Figure content listings
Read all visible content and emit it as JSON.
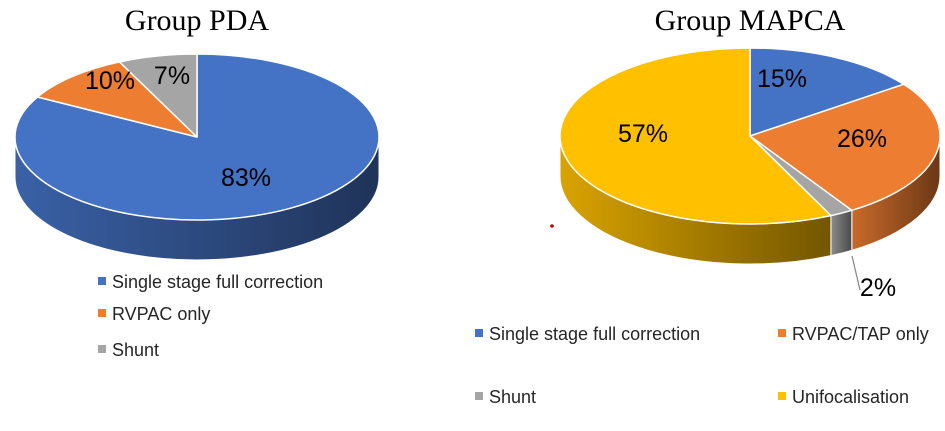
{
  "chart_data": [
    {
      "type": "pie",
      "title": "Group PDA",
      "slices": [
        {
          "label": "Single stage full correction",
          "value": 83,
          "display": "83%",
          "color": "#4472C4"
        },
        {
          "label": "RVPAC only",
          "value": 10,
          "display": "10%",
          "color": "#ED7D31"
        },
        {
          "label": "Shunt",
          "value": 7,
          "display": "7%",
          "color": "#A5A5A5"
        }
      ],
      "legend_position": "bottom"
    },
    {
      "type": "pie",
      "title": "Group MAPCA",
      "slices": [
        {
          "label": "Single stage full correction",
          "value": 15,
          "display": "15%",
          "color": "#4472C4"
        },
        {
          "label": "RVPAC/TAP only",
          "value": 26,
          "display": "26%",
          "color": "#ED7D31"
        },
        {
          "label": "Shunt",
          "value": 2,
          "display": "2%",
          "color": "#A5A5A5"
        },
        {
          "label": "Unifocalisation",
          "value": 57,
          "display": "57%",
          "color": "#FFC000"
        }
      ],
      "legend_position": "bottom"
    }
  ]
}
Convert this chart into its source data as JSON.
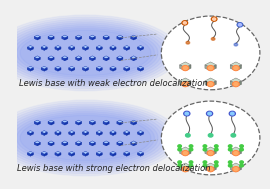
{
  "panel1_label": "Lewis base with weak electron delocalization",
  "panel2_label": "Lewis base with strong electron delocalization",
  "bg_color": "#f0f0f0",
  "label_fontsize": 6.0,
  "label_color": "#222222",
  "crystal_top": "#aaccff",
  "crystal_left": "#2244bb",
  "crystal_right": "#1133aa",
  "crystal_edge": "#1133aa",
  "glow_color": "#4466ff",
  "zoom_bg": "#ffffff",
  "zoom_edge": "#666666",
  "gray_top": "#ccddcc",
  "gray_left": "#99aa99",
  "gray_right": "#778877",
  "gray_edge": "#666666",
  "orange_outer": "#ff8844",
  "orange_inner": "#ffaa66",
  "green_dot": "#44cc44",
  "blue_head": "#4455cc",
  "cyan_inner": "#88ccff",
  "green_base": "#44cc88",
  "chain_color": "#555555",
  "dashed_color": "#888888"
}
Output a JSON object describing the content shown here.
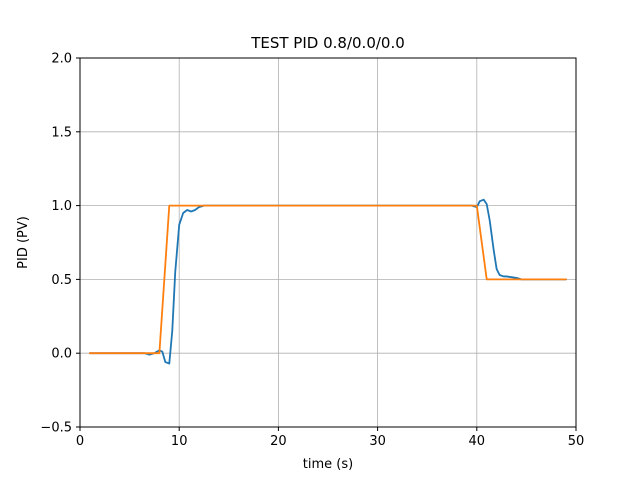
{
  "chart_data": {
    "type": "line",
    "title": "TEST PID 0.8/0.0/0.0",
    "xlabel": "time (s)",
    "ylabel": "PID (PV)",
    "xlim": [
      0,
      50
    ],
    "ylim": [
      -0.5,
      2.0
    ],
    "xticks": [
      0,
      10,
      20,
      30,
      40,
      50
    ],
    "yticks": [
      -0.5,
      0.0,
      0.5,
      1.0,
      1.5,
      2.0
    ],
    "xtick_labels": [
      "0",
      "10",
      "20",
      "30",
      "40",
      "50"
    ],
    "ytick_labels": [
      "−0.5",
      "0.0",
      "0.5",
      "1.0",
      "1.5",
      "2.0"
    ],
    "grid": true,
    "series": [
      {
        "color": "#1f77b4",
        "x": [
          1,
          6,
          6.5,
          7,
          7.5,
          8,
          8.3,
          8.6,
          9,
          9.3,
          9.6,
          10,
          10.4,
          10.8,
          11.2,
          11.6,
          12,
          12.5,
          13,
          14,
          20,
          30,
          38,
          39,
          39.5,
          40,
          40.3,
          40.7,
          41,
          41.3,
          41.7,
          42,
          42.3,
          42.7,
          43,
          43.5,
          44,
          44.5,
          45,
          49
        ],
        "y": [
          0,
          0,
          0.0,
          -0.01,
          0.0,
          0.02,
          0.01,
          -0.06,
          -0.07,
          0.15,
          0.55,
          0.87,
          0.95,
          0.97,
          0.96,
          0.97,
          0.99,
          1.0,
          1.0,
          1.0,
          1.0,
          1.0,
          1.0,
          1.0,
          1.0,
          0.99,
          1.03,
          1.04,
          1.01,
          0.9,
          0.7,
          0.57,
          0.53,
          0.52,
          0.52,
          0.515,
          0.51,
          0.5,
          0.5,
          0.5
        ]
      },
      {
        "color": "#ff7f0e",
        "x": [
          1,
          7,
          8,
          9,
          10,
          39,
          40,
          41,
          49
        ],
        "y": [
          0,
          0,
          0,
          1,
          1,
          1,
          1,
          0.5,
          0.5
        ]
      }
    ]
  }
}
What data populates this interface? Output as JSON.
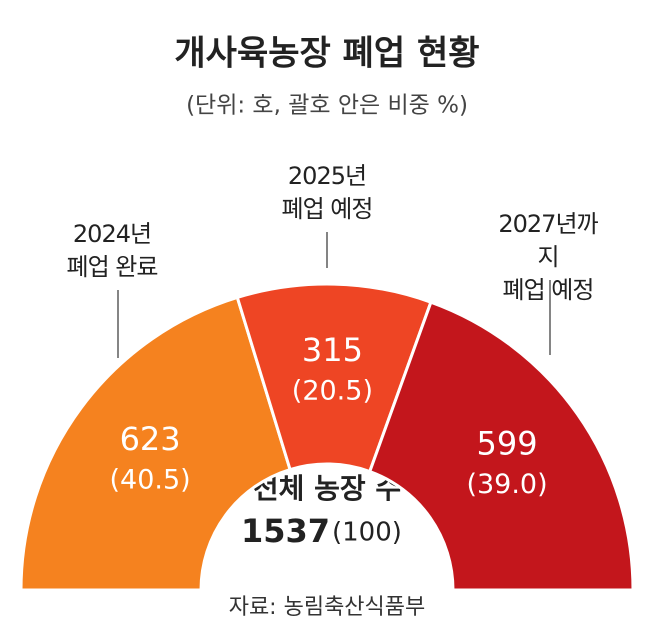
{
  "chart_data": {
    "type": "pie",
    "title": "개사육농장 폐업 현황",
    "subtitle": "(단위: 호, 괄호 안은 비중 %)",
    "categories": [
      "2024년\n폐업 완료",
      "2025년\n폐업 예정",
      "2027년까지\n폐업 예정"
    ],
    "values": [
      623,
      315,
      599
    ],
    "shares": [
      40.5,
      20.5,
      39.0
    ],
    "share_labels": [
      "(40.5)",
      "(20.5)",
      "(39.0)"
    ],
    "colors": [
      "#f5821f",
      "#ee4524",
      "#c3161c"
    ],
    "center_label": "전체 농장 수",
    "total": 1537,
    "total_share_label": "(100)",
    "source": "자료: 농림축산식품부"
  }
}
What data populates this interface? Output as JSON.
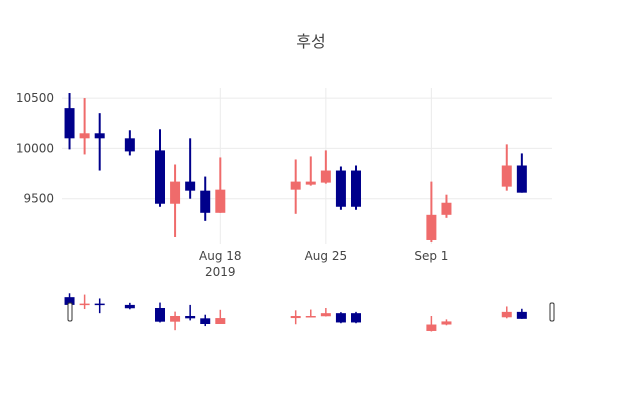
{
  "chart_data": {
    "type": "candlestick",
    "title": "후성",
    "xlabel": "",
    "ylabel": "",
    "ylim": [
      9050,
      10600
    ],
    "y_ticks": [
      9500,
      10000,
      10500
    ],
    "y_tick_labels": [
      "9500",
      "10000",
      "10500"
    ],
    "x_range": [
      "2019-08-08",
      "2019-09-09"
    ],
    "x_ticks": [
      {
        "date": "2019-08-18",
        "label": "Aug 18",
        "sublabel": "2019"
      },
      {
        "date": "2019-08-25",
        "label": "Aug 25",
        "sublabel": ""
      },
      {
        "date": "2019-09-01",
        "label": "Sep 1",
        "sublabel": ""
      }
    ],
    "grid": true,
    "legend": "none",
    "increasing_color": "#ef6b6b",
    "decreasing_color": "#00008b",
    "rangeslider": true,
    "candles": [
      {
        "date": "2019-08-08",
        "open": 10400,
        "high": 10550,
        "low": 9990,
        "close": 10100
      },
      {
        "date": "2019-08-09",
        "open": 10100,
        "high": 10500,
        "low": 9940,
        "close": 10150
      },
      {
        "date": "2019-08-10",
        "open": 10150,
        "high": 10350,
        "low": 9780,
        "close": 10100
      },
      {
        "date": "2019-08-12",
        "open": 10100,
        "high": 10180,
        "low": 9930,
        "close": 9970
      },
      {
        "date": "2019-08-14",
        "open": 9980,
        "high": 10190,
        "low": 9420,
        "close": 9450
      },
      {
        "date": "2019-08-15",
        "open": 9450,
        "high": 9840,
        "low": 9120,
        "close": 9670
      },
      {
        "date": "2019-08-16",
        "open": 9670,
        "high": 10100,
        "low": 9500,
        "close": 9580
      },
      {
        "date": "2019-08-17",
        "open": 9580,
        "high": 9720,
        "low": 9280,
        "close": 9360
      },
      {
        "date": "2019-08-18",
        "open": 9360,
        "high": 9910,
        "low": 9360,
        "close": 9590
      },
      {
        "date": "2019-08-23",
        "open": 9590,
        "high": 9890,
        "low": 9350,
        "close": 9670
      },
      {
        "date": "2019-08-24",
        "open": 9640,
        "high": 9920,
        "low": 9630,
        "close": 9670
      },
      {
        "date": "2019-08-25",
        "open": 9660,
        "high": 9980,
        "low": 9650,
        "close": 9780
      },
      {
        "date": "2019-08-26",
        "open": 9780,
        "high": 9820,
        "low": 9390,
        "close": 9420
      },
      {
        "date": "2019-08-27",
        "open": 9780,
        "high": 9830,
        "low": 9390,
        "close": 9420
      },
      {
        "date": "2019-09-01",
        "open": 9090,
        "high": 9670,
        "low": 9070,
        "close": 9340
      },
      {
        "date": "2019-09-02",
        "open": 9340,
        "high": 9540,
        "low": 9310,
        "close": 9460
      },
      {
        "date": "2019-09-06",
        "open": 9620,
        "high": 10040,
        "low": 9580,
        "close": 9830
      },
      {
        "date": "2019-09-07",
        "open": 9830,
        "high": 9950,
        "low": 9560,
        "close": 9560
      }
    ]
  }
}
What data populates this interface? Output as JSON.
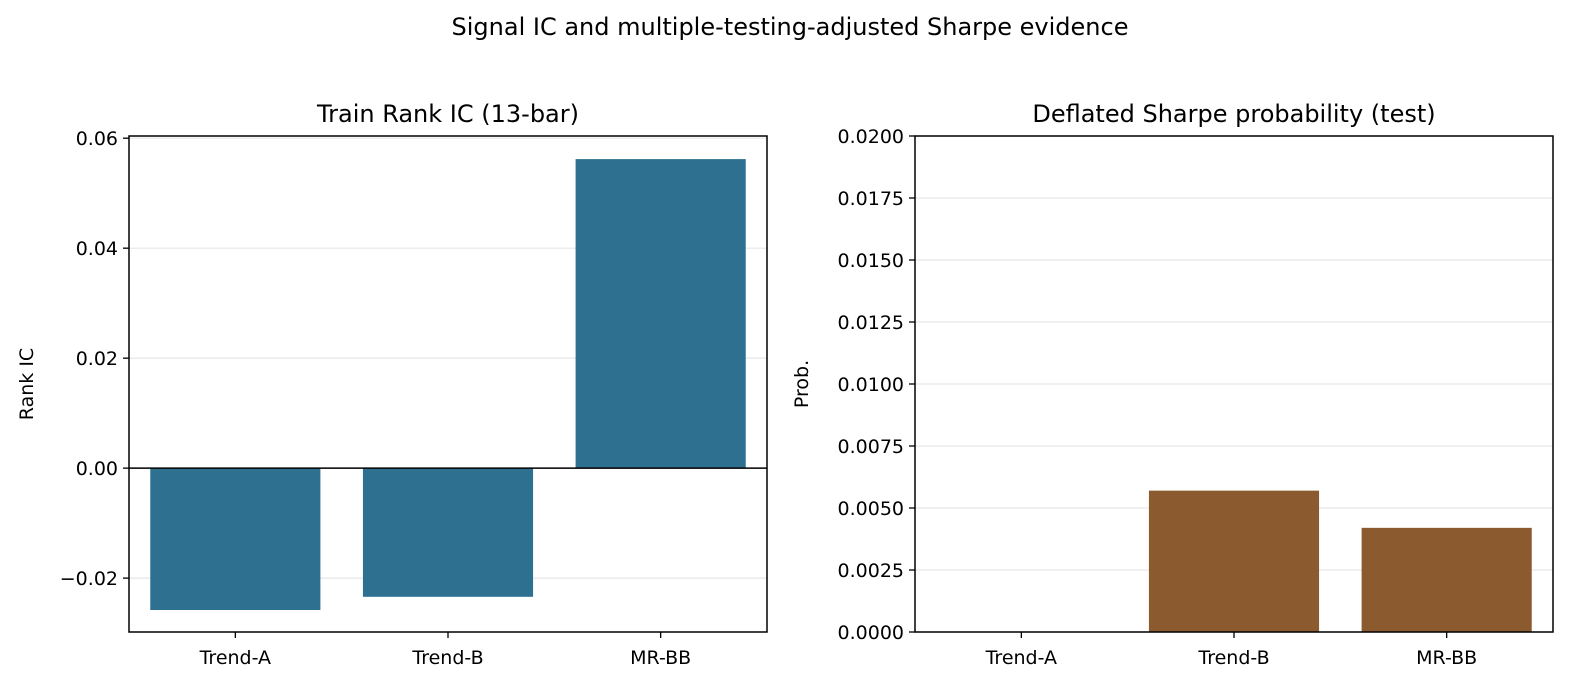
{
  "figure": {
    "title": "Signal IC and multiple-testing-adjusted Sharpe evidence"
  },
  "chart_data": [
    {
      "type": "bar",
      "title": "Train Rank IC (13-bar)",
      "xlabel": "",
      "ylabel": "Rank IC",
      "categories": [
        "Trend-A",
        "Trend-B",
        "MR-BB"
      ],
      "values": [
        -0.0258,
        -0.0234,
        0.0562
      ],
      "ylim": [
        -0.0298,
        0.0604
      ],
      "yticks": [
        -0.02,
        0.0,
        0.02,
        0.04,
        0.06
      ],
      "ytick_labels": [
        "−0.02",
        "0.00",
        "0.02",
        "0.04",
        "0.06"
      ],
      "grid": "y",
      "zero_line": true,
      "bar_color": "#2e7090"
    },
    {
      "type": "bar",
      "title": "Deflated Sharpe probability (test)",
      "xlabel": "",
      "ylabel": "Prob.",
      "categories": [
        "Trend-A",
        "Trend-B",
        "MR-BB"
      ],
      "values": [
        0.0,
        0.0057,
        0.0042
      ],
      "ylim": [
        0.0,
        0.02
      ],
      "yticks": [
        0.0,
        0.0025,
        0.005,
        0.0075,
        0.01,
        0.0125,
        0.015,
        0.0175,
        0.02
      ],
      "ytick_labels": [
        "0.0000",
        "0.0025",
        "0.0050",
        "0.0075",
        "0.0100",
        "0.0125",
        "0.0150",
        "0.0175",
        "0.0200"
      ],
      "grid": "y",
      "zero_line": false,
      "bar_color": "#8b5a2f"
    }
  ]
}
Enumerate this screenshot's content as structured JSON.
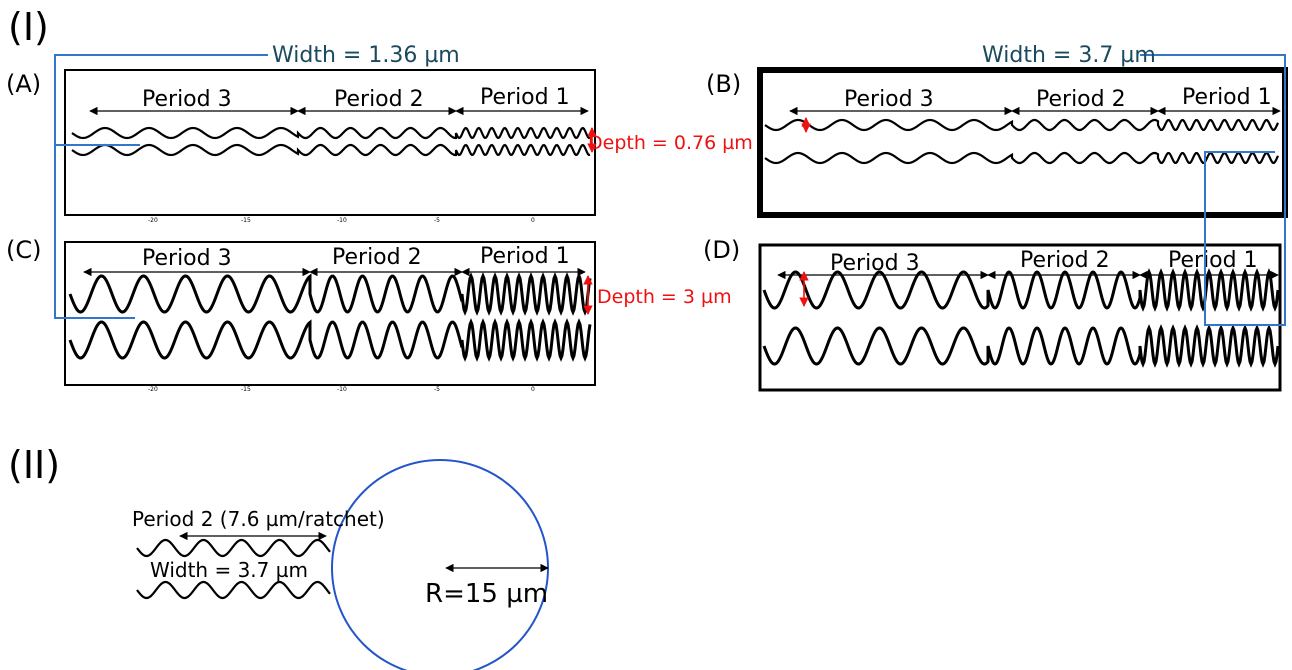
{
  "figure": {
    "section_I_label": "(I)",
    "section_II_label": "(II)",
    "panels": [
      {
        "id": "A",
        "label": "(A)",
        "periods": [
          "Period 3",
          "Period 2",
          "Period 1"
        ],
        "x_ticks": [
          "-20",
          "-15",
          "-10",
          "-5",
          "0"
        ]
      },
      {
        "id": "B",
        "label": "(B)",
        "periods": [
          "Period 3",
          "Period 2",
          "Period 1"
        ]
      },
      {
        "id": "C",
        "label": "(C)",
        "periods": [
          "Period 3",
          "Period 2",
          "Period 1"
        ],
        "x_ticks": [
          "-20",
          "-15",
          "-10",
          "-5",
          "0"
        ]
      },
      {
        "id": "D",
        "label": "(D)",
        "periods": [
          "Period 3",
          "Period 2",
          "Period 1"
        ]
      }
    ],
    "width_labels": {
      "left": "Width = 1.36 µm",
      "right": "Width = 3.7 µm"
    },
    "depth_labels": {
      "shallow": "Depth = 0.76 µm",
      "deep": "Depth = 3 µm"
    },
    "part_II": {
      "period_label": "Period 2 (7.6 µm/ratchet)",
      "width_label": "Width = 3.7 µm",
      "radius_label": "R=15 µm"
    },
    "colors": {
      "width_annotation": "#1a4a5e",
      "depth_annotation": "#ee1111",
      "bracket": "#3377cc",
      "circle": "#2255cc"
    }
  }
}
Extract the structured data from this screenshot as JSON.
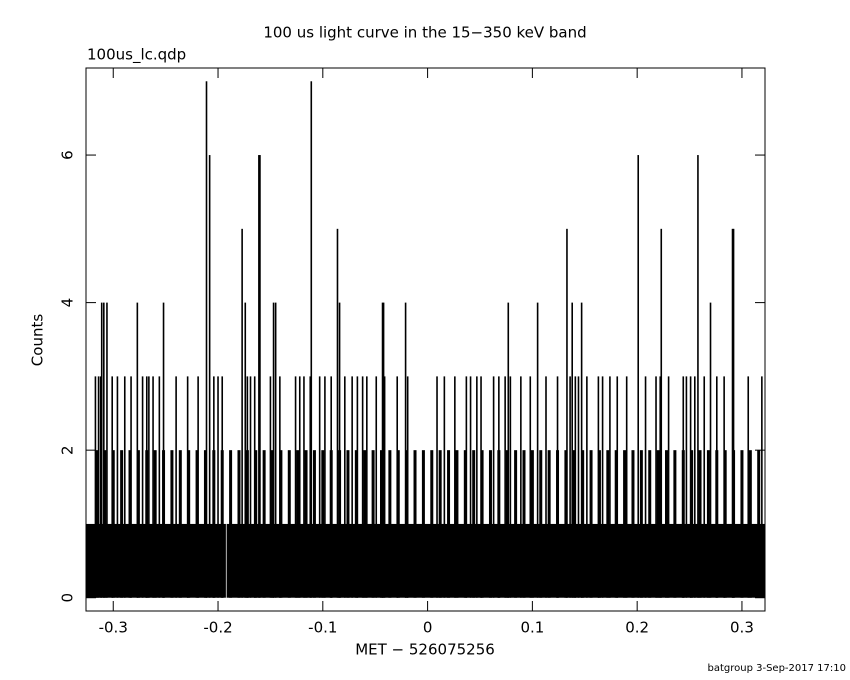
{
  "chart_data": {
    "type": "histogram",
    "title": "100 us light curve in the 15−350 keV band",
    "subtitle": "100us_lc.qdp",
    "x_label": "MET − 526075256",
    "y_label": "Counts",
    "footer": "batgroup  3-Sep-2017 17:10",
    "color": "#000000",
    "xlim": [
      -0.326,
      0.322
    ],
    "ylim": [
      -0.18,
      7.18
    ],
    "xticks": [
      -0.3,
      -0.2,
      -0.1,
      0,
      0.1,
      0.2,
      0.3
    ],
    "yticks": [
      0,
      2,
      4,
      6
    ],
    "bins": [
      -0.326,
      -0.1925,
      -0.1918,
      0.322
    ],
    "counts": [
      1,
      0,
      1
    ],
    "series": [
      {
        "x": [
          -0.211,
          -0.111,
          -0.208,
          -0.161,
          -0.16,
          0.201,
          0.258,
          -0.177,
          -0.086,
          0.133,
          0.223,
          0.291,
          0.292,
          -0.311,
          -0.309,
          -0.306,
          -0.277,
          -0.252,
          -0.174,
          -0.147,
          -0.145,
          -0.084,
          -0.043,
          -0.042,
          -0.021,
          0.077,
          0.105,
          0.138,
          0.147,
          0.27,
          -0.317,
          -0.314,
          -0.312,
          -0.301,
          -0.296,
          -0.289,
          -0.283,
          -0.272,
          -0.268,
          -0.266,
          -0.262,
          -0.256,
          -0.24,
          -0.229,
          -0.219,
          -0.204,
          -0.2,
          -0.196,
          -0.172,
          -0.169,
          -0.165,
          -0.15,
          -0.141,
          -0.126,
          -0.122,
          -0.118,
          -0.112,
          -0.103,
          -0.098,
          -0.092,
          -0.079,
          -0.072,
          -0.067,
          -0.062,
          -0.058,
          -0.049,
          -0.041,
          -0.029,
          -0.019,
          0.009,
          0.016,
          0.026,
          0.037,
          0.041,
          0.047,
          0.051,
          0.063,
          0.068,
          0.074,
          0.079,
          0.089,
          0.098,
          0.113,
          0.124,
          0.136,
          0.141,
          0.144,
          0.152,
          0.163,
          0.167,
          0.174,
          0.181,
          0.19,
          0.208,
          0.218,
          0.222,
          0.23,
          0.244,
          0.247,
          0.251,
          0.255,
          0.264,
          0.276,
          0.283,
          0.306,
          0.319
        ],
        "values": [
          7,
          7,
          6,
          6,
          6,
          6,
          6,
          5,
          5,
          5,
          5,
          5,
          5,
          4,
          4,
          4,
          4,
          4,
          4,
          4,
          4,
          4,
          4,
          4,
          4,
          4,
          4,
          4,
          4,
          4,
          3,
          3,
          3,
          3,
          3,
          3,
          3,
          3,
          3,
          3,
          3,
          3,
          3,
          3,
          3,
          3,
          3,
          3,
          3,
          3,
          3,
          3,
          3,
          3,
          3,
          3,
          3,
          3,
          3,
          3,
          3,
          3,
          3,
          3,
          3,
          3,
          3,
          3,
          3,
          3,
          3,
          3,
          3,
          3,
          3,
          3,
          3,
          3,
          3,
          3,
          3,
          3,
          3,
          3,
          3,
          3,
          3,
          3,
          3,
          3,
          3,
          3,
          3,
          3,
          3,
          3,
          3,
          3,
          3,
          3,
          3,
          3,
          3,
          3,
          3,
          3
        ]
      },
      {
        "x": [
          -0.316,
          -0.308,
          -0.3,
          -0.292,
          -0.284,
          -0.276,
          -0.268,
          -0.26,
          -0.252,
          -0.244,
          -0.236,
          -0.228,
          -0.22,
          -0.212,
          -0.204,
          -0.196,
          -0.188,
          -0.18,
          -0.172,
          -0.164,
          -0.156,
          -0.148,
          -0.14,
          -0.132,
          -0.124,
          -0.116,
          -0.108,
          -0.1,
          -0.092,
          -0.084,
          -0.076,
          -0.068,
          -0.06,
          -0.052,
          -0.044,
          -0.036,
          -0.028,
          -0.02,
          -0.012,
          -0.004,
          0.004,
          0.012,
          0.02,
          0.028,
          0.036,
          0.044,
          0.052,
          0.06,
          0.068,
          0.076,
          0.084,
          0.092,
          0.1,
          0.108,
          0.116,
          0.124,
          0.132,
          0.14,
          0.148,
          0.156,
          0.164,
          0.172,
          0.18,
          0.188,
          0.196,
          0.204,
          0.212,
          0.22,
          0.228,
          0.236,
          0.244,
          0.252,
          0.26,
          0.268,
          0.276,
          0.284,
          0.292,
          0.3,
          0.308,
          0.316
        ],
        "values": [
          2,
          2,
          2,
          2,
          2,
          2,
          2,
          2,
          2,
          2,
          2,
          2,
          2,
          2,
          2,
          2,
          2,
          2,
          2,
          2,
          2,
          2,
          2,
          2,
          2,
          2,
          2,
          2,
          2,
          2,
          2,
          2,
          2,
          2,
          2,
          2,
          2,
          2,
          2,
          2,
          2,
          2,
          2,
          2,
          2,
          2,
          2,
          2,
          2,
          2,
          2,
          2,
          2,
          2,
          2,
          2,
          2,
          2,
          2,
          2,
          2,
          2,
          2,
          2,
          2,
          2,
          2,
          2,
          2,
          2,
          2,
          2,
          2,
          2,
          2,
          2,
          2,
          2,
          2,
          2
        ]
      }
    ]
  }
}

-- What you will do --
Scan the data above and copy every line with "subtitle" in it.

-- Solution --
    "subtitle": "(단위: 호, 괄호 안은 비중 %)",
    "subtitle": "100us_lc.qdp",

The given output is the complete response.